* **Given records**
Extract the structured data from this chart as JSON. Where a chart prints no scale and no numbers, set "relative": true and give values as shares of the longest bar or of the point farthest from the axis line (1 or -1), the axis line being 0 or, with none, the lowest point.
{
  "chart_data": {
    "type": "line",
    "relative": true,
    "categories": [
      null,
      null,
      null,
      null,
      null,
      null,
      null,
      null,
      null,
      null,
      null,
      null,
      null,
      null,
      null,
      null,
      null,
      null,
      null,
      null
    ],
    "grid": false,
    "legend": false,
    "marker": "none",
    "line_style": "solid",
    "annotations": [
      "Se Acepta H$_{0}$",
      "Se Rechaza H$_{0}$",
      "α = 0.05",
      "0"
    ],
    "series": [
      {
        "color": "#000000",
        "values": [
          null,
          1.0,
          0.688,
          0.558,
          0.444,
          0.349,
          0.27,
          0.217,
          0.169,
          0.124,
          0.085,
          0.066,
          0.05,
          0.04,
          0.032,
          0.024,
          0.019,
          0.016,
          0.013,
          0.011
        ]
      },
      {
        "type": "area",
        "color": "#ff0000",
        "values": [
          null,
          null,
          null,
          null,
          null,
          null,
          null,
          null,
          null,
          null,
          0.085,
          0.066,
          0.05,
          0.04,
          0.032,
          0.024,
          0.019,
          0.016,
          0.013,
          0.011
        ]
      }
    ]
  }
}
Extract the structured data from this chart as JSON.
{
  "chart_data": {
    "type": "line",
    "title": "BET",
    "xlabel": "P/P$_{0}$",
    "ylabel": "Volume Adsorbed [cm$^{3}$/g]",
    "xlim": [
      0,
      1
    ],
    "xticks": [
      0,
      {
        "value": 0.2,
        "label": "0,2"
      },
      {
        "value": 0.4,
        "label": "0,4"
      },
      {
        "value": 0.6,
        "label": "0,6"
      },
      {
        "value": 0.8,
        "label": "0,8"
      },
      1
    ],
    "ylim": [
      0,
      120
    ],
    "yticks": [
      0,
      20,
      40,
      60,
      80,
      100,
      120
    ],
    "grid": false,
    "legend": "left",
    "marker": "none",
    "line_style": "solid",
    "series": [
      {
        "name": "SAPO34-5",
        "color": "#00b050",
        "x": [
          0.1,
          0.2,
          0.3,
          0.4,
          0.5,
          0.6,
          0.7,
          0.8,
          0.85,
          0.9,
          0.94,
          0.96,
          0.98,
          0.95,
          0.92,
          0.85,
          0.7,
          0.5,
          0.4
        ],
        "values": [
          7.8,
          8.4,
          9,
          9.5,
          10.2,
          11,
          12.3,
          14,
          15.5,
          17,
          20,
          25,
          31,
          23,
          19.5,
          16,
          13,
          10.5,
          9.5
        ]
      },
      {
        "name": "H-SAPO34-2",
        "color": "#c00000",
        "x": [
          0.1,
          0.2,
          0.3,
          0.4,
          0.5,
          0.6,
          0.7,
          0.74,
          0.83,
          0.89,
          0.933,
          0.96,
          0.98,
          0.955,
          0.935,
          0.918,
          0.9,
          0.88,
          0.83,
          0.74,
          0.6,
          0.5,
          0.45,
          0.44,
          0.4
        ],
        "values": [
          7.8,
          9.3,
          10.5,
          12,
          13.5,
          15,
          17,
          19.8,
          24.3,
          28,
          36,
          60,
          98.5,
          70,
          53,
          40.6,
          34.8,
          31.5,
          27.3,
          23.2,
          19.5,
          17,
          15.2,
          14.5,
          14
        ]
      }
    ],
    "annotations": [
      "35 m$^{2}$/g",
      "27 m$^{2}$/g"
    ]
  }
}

* **Task prompt**
Would you copy out each line exactly as written?

* **Written answer**
Extract the structured data from this chart as JSON. Where a chart prints no scale and no numbers, set "relative": true and give values as shares of the longest bar or of the point farthest from the axis line (1 or -1), the axis line being 0 or, with none, the lowest point.
{
  "chart_data": {
    "type": "line",
    "relative": true,
    "categories": [
      null,
      null,
      null,
      null,
      null,
      null,
      null,
      null,
      null,
      null,
      null,
      null,
      null,
      null,
      null,
      null,
      null,
      null,
      null,
      null
    ],
    "grid": false,
    "legend": false,
    "marker": "none",
    "line_style": "solid",
    "annotations": [
      "Se Acepta H$_{0}$",
      "Se Rechaza H$_{0}$",
      "α = 0.05",
      "0"
    ],
    "series": [
      {
        "color": "#000000",
        "values": [
          null,
          1.0,
          0.688,
          0.558,
          0.444,
          0.349,
          0.27,
          0.217,
          0.169,
          0.124,
          0.085,
          0.066,
          0.05,
          0.04,
          0.032,
          0.024,
          0.019,
          0.016,
          0.013,
          0.011
        ]
      },
      {
        "type": "area",
        "color": "#ff0000",
        "values": [
          null,
          null,
          null,
          null,
          null,
          null,
          null,
          null,
          null,
          null,
          0.085,
          0.066,
          0.05,
          0.04,
          0.032,
          0.024,
          0.019,
          0.016,
          0.013,
          0.011
        ]
      }
    ]
  }
}
Extract the structured data from this chart as JSON.
{
  "chart_data": {
    "type": "line",
    "title": "BET",
    "xlabel": "P/P$_{0}$",
    "ylabel": "Volume Adsorbed [cm$^{3}$/g]",
    "xlim": [
      0,
      1
    ],
    "xticks": [
      0,
      {
        "value": 0.2,
        "label": "0,2"
      },
      {
        "value": 0.4,
        "label": "0,4"
      },
      {
        "value": 0.6,
        "label": "0,6"
      },
      {
        "value": 0.8,
        "label": "0,8"
      },
      1
    ],
    "ylim": [
      0,
      120
    ],
    "yticks": [
      0,
      20,
      40,
      60,
      80,
      100,
      120
    ],
    "grid": false,
    "legend": "left",
    "marker": "none",
    "line_style": "solid",
    "series": [
      {
        "name": "SAPO34-5",
        "color": "#00b050",
        "x": [
          0.1,
          0.2,
          0.3,
          0.4,
          0.5,
          0.6,
          0.7,
          0.8,
          0.85,
          0.9,
          0.94,
          0.96,
          0.98,
          0.95,
          0.92,
          0.85,
          0.7,
          0.5,
          0.4
        ],
        "values": [
          7.8,
          8.4,
          9,
          9.5,
          10.2,
          11,
          12.3,
          14,
          15.5,
          17,
          20,
          25,
          31,
          23,
          19.5,
          16,
          13,
          10.5,
          9.5
        ]
      },
      {
        "name": "H-SAPO34-2",
        "color": "#c00000",
        "x": [
          0.1,
          0.2,
          0.3,
          0.4,
          0.5,
          0.6,
          0.7,
          0.74,
          0.83,
          0.89,
          0.933,
          0.96,
          0.98,
          0.955,
          0.935,
          0.918,
          0.9,
          0.88,
          0.83,
          0.74,
          0.6,
          0.5,
          0.45,
          0.44,
          0.4
        ],
        "values": [
          7.8,
          9.3,
          10.5,
          12,
          13.5,
          15,
          17,
          19.8,
          24.3,
          28,
          36,
          60,
          98.5,
          70,
          53,
          40.6,
          34.8,
          31.5,
          27.3,
          23.2,
          19.5,
          17,
          15.2,
          14.5,
          14
        ]
      }
    ],
    "annotations": [
      "35 m$^{2}$/g",
      "27 m$^{2}$/g"
    ]
  }
}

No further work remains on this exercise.